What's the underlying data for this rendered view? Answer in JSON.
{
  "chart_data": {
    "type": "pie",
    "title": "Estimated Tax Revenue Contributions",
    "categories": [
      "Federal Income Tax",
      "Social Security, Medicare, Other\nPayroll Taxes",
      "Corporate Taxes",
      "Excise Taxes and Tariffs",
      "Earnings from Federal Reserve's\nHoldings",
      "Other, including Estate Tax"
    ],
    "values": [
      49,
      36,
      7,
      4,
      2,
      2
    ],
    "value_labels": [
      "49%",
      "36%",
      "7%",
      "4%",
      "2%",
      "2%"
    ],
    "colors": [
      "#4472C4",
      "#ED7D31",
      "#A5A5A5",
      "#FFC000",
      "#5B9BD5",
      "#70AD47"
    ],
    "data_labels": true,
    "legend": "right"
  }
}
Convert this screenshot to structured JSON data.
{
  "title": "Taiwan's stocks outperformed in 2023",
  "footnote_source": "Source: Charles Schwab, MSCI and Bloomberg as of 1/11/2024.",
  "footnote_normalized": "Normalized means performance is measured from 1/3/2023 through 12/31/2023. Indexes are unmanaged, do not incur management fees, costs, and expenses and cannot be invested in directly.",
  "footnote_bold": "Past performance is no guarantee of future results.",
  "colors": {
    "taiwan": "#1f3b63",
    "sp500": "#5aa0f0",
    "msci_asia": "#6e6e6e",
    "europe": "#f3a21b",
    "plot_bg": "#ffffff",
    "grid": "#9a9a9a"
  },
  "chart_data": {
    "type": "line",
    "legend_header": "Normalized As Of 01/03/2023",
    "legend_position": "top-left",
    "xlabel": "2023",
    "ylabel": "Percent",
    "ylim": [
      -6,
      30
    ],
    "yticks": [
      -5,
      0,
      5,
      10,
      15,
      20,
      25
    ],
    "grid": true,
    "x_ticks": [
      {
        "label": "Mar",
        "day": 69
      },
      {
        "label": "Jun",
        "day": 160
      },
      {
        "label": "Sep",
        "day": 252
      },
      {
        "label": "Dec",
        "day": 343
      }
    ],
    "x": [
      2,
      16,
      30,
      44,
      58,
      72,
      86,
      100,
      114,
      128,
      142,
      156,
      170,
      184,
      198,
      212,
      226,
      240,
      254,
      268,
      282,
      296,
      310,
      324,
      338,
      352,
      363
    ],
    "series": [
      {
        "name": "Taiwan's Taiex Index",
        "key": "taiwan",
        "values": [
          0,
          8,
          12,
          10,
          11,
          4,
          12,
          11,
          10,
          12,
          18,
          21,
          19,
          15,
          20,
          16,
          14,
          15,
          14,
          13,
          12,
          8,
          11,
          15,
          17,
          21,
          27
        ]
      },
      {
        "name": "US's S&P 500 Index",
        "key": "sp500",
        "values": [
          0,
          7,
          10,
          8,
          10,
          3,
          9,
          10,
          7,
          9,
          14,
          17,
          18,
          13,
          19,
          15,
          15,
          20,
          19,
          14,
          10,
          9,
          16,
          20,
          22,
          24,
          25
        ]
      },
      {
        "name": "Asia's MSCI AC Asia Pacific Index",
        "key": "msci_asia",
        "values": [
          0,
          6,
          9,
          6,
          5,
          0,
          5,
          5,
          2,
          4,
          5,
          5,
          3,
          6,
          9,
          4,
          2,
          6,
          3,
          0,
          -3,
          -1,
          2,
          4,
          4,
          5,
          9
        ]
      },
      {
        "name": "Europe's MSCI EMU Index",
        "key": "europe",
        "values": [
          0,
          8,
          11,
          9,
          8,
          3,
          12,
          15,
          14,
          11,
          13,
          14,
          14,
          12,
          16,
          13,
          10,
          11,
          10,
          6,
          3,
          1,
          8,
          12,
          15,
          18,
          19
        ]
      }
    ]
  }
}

────────────────

(Given problem):
Only a number is wanted: how many lines contain the word "name"?

(Result of this task):
4